[start of Input records]

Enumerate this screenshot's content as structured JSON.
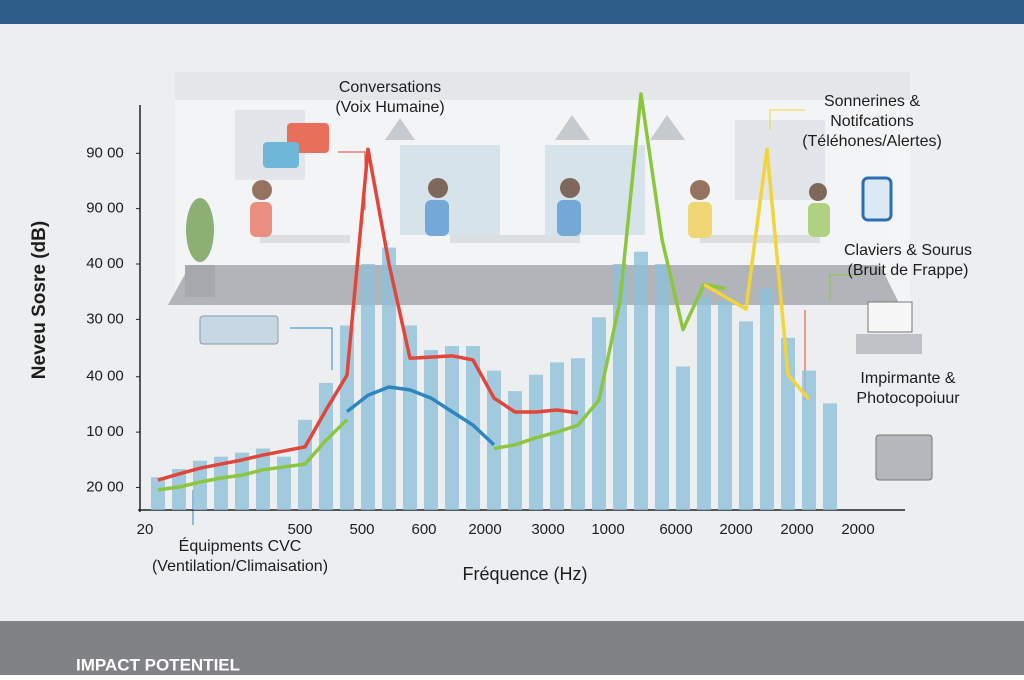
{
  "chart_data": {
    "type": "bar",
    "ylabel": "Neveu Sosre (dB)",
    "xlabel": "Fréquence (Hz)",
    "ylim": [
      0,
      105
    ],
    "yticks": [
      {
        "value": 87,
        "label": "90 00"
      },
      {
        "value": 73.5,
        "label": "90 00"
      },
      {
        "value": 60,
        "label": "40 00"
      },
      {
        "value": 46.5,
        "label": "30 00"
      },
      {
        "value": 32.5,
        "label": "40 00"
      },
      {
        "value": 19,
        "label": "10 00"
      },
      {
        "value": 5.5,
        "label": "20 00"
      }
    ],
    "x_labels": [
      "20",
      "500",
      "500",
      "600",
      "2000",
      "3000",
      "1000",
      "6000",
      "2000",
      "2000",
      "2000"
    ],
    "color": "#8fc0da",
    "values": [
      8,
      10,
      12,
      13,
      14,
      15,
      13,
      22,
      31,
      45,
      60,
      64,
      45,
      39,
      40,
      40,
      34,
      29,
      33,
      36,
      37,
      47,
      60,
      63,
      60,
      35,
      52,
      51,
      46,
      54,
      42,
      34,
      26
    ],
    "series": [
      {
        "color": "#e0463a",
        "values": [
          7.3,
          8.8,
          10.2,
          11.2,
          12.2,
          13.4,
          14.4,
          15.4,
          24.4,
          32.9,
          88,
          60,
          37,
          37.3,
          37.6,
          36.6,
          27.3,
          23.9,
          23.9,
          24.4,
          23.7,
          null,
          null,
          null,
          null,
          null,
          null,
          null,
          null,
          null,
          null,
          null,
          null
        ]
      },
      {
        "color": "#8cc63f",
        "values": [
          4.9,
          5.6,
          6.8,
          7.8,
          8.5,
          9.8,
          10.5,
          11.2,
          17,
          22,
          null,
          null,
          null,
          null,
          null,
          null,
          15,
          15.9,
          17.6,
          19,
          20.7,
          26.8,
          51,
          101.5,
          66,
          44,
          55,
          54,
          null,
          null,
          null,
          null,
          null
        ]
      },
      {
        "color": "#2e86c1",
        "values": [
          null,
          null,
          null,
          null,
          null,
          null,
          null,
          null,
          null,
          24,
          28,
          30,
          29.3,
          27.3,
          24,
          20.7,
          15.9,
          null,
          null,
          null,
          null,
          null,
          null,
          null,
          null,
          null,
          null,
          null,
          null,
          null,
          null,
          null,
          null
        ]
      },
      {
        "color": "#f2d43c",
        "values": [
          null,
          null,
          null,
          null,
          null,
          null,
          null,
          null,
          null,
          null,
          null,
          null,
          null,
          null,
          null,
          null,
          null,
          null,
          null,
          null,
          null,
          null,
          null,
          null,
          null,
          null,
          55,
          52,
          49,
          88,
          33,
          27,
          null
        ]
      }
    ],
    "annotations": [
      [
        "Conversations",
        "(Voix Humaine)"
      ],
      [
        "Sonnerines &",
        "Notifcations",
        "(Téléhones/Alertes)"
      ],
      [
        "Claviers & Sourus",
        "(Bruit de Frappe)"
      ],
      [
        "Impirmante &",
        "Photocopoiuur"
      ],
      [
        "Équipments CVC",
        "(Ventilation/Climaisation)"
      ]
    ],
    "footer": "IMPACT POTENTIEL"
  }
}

[end of Input records]
[start of Input records]

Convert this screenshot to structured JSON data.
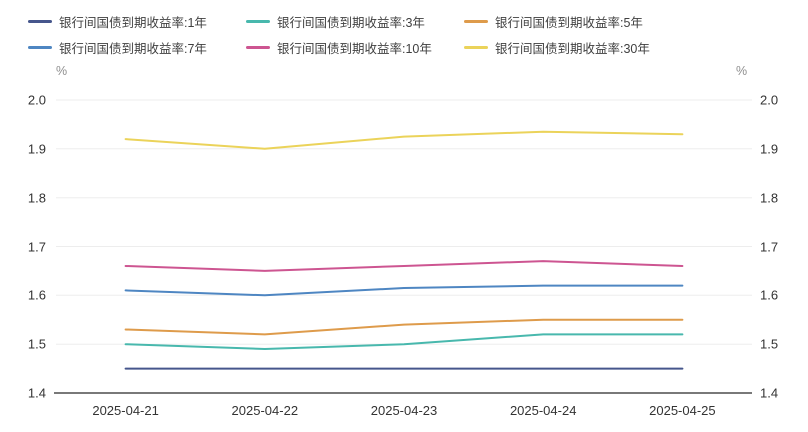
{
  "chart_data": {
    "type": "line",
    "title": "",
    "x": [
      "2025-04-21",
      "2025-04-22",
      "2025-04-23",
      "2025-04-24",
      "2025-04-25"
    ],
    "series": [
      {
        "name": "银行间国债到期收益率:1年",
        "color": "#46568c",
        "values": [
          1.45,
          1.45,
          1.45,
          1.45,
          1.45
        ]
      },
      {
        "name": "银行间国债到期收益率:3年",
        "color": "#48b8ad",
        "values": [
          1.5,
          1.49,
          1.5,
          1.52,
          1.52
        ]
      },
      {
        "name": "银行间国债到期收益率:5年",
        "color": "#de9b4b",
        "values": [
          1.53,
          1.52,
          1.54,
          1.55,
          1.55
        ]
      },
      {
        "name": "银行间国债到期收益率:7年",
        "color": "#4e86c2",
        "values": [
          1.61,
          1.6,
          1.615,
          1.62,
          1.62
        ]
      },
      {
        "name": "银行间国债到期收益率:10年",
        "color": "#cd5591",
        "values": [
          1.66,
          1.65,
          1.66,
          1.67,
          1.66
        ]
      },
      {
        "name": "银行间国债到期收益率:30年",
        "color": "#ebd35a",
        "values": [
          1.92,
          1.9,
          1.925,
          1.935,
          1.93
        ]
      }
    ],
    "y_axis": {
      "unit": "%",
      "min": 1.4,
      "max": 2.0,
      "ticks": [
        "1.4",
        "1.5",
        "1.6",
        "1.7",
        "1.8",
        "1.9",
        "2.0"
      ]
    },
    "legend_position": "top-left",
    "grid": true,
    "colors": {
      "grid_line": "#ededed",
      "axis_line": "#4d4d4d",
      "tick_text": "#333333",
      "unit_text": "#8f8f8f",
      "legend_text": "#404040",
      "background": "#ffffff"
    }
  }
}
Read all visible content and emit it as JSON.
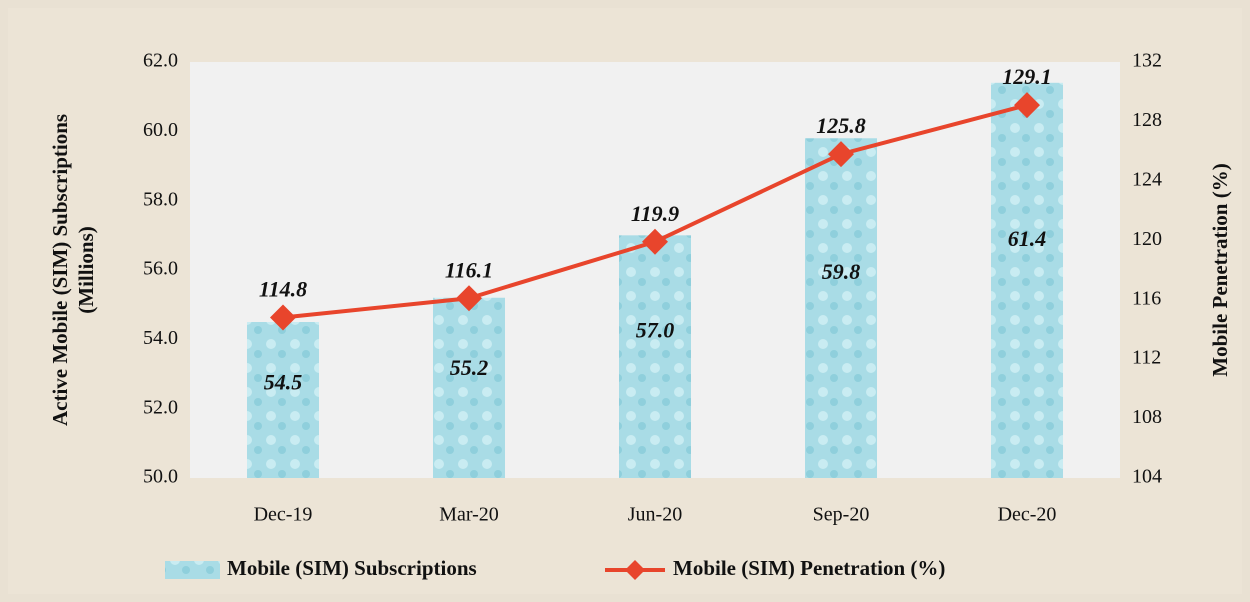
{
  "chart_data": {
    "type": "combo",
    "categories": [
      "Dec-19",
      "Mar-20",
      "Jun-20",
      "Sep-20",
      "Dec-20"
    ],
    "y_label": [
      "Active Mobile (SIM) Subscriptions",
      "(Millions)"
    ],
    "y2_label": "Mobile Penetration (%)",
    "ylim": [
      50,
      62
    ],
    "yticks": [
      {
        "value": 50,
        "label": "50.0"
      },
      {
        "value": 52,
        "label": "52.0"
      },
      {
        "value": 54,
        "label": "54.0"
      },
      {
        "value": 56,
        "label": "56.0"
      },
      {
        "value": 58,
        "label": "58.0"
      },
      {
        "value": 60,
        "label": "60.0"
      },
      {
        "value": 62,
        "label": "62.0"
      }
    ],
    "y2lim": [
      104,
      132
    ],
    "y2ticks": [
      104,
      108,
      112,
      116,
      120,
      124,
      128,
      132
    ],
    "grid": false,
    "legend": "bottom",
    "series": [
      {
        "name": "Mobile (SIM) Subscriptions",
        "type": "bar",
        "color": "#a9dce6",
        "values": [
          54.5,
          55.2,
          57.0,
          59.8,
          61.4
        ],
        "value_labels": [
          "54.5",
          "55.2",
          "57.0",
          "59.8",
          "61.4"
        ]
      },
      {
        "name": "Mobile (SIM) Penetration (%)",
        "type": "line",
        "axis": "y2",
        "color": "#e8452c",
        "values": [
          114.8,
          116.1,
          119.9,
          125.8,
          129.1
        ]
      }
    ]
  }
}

[end of Input records]

Task prompt -
Gather every line from the listing above in which the word "Subscriptions" appears.

Expected output -
      "Active Mobile (SIM) Subscriptions",
        "name": "Mobile (SIM) Subscriptions",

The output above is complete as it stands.